WHAT TO DO:
Please switch every "Stress" in the records below to "Strength" and write out all the lines again with nothing else changed.

THE DATA:
+++

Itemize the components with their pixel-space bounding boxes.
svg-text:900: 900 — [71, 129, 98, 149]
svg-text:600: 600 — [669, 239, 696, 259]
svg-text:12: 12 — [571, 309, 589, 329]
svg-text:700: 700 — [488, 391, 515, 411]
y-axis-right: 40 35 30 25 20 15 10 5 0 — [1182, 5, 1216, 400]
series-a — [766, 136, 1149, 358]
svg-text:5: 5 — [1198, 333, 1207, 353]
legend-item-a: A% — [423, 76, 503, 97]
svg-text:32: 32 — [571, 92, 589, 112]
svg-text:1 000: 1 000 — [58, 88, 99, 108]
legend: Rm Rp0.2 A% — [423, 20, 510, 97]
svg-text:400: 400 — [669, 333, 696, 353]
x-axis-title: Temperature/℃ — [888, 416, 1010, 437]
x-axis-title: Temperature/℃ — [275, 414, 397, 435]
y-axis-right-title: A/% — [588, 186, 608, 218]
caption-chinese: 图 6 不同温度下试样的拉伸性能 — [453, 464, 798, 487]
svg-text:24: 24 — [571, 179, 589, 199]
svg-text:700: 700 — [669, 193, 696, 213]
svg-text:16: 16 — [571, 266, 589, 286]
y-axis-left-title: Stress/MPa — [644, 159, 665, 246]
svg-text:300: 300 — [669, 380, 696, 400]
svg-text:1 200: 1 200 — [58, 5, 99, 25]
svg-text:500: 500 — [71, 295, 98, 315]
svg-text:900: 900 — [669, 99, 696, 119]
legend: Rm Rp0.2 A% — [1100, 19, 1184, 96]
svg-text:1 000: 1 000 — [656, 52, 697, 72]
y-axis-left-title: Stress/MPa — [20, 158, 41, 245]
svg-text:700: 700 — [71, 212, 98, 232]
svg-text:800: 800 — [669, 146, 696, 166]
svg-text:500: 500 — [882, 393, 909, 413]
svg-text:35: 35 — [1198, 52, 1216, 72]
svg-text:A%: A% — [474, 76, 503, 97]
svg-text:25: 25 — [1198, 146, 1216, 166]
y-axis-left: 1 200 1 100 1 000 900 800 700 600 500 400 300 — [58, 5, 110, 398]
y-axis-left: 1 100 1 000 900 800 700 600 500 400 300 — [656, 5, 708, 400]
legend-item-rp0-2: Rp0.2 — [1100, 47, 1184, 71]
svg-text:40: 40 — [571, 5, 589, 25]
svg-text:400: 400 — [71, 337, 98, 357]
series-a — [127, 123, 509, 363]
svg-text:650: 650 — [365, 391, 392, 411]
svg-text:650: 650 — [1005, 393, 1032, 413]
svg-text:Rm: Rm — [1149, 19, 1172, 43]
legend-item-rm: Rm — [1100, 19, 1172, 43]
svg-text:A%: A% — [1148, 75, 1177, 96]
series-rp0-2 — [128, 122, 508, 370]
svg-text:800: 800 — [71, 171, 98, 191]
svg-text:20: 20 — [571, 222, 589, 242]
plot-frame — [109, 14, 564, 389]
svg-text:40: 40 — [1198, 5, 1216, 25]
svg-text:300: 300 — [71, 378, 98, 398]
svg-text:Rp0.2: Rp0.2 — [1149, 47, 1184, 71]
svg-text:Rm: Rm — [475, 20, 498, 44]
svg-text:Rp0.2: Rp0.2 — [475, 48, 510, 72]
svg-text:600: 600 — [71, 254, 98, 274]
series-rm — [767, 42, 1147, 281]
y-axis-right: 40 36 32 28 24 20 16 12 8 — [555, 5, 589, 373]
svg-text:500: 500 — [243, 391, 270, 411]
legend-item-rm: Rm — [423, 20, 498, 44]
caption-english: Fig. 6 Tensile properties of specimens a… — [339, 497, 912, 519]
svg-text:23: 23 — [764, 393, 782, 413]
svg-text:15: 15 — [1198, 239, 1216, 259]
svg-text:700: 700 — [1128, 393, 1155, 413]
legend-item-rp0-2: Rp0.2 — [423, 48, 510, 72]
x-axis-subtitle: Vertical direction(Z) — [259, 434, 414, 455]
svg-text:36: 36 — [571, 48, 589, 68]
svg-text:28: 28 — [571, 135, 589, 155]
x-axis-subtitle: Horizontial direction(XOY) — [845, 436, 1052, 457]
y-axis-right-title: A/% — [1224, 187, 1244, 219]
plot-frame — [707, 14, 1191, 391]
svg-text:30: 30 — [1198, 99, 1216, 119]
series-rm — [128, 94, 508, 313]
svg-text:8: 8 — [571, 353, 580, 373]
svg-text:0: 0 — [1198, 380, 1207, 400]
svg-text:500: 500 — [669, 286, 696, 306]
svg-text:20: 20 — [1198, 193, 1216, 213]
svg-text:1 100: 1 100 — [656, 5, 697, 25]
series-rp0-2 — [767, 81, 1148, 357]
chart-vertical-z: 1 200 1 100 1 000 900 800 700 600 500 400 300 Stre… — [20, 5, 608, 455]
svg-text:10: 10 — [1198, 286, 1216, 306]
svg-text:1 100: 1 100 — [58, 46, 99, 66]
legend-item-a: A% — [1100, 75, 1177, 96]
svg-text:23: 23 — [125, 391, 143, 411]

+++

EXERCISE RESULT:
Itemize the components with their pixel-space bounding boxes.
svg-text:900: 900 — [71, 129, 98, 149]
svg-text:600: 600 — [669, 239, 696, 259]
svg-text:12: 12 — [571, 309, 589, 329]
svg-text:700: 700 — [488, 391, 515, 411]
y-axis-right: 40 35 30 25 20 15 10 5 0 — [1182, 5, 1216, 400]
series-a — [766, 136, 1149, 358]
svg-text:5: 5 — [1198, 333, 1207, 353]
legend-item-a: A% — [423, 76, 503, 97]
svg-text:32: 32 — [571, 92, 589, 112]
svg-text:1 000: 1 000 — [58, 88, 99, 108]
legend: Rm Rp0.2 A% — [423, 20, 510, 97]
svg-text:400: 400 — [669, 333, 696, 353]
x-axis-title: Temperature/℃ — [888, 416, 1010, 437]
x-axis-title: Temperature/℃ — [275, 414, 397, 435]
y-axis-right-title: A/% — [588, 186, 608, 218]
caption-chinese: 图 6 不同温度下试样的拉伸性能 — [453, 464, 798, 487]
svg-text:24: 24 — [571, 179, 589, 199]
svg-text:700: 700 — [669, 193, 696, 213]
svg-text:16: 16 — [571, 266, 589, 286]
y-axis-left-title: Strength/MPa — [644, 159, 665, 246]
svg-text:300: 300 — [669, 380, 696, 400]
svg-text:1 200: 1 200 — [58, 5, 99, 25]
svg-text:500: 500 — [71, 295, 98, 315]
svg-text:900: 900 — [669, 99, 696, 119]
legend: Rm Rp0.2 A% — [1100, 19, 1184, 96]
svg-text:1 000: 1 000 — [656, 52, 697, 72]
y-axis-left-title: Strength/MPa — [20, 158, 41, 245]
svg-text:700: 700 — [71, 212, 98, 232]
svg-text:800: 800 — [669, 146, 696, 166]
svg-text:500: 500 — [882, 393, 909, 413]
svg-text:35: 35 — [1198, 52, 1216, 72]
svg-text:A%: A% — [474, 76, 503, 97]
svg-text:25: 25 — [1198, 146, 1216, 166]
y-axis-left: 1 200 1 100 1 000 900 800 700 600 500 400 300 — [58, 5, 110, 398]
y-axis-left: 1 100 1 000 900 800 700 600 500 400 300 — [656, 5, 708, 400]
legend-item-rp0-2: Rp0.2 — [1100, 47, 1184, 71]
svg-text:40: 40 — [571, 5, 589, 25]
svg-text:400: 400 — [71, 337, 98, 357]
series-a — [127, 123, 509, 363]
svg-text:650: 650 — [365, 391, 392, 411]
svg-text:650: 650 — [1005, 393, 1032, 413]
svg-text:Rm: Rm — [1149, 19, 1172, 43]
legend-item-rm: Rm — [1100, 19, 1172, 43]
svg-text:A%: A% — [1148, 75, 1177, 96]
series-rp0-2 — [128, 122, 508, 370]
svg-text:800: 800 — [71, 171, 98, 191]
svg-text:20: 20 — [571, 222, 589, 242]
plot-frame — [109, 14, 564, 389]
svg-text:40: 40 — [1198, 5, 1216, 25]
svg-text:300: 300 — [71, 378, 98, 398]
svg-text:Rp0.2: Rp0.2 — [1149, 47, 1184, 71]
svg-text:Rm: Rm — [475, 20, 498, 44]
svg-text:Rp0.2: Rp0.2 — [475, 48, 510, 72]
svg-text:600: 600 — [71, 254, 98, 274]
series-rm — [767, 42, 1147, 281]
y-axis-right: 40 36 32 28 24 20 16 12 8 — [555, 5, 589, 373]
svg-text:500: 500 — [243, 391, 270, 411]
legend-item-rm: Rm — [423, 20, 498, 44]
caption-english: Fig. 6 Tensile properties of specimens a… — [339, 497, 912, 519]
svg-text:23: 23 — [764, 393, 782, 413]
svg-text:15: 15 — [1198, 239, 1216, 259]
svg-text:700: 700 — [1128, 393, 1155, 413]
legend-item-rp0-2: Rp0.2 — [423, 48, 510, 72]
x-axis-subtitle: Vertical direction(Z) — [259, 434, 414, 455]
svg-text:36: 36 — [571, 48, 589, 68]
svg-text:28: 28 — [571, 135, 589, 155]
x-axis-subtitle: Horizontial direction(XOY) — [845, 436, 1052, 457]
y-axis-right-title: A/% — [1224, 187, 1244, 219]
plot-frame — [707, 14, 1191, 391]
svg-text:30: 30 — [1198, 99, 1216, 119]
series-rm — [128, 94, 508, 313]
svg-text:8: 8 — [571, 353, 580, 373]
svg-text:0: 0 — [1198, 380, 1207, 400]
svg-text:500: 500 — [669, 286, 696, 306]
svg-text:20: 20 — [1198, 193, 1216, 213]
svg-text:1 100: 1 100 — [656, 5, 697, 25]
series-rp0-2 — [767, 81, 1148, 357]
chart-vertical-z: 1 200 1 100 1 000 900 800 700 600 500 400 300 Stre… — [20, 5, 608, 455]
svg-text:10: 10 — [1198, 286, 1216, 306]
svg-text:1 100: 1 100 — [58, 46, 99, 66]
legend-item-a: A% — [1100, 75, 1177, 96]
svg-text:23: 23 — [125, 391, 143, 411]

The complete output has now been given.